WHAT TO DO:
Transcribe the entries that follow, word for word.

DATA SHOWN:

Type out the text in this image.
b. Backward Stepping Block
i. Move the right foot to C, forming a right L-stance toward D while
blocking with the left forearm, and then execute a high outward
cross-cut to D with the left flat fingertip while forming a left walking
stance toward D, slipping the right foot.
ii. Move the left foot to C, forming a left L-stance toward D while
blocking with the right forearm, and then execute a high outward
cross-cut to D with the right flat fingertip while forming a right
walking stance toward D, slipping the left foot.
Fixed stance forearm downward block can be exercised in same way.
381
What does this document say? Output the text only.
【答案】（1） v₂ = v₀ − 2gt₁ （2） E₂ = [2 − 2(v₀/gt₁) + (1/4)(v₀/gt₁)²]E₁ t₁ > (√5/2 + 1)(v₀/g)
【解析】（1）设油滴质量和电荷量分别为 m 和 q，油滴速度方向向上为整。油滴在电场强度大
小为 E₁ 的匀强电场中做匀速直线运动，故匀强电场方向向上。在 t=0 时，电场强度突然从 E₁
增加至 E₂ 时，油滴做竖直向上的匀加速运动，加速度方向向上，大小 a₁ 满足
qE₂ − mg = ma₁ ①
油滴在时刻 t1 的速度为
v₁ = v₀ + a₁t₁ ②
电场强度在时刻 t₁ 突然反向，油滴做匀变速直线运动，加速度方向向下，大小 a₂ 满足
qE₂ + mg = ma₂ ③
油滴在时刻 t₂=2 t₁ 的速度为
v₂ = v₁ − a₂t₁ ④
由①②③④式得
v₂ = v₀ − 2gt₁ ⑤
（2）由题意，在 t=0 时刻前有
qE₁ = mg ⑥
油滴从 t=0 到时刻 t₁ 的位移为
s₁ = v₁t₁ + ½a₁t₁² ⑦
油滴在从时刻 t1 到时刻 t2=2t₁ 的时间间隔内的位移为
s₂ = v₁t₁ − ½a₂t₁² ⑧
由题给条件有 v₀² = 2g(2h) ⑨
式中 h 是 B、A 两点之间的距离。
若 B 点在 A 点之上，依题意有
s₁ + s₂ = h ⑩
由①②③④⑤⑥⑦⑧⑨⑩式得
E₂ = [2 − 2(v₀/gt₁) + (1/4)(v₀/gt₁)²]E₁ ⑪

RESPONSE TO THIS EXERCISE:
Type out the text in this image.
b. Backward Stepping Block
i. Move the right foot to C, forming a right L-stance toward D while
blocking with the left forearm, and then execute a high outward
cross-cut to D with the left flat fingertip while forming a left walking
stance toward D, slipping the right foot.
ii. Move the left foot to C, forming a left L-stance toward D while
blocking with the right forearm, and then execute a high outward
cross-cut to D with the right flat fingertip while forming a right
walking stance toward D, slipping the left foot.
Fixed stance forearm downward block can be exercised in same way.
381
What does this document say? Output the text only.
【答案】（1） v₂ = v₀ − 2gt₁ （2） E₂ = [2 − 2(v₀/gt₁) + (1/4)(v₀/gt₁)²]E₁ t₁ > (√5/2 + 1)(v₀/g)
【解析】（1）设油滴质量和电荷量分别为 m 和 q，油滴速度方向向上为整。油滴在电场强度大
小为 E₁ 的匀强电场中做匀速直线运动，故匀强电场方向向上。在 t=0 时，电场强度突然从 E₁
增加至 E₂ 时，油滴做竖直向上的匀加速运动，加速度方向向上，大小 a₁ 满足
qE₂ − mg = ma₁ ①
油滴在时刻 t1 的速度为
v₁ = v₀ + a₁t₁ ②
电场强度在时刻 t₁ 突然反向，油滴做匀变速直线运动，加速度方向向下，大小 a₂ 满足
qE₂ + mg = ma₂ ③
油滴在时刻 t₂=2 t₁ 的速度为
v₂ = v₁ − a₂t₁ ④
由①②③④式得
v₂ = v₀ − 2gt₁ ⑤
（2）由题意，在 t=0 时刻前有
qE₁ = mg ⑥
油滴从 t=0 到时刻 t₁ 的位移为
s₁ = v₁t₁ + ½a₁t₁² ⑦
油滴在从时刻 t1 到时刻 t2=2t₁ 的时间间隔内的位移为
s₂ = v₁t₁ − ½a₂t₁² ⑧
由题给条件有 v₀² = 2g(2h) ⑨
式中 h 是 B、A 两点之间的距离。
若 B 点在 A 点之上，依题意有
s₁ + s₂ = h ⑩
由①②③④⑤⑥⑦⑧⑨⑩式得
E₂ = [2 − 2(v₀/gt₁) + (1/4)(v₀/gt₁)²]E₁ ⑪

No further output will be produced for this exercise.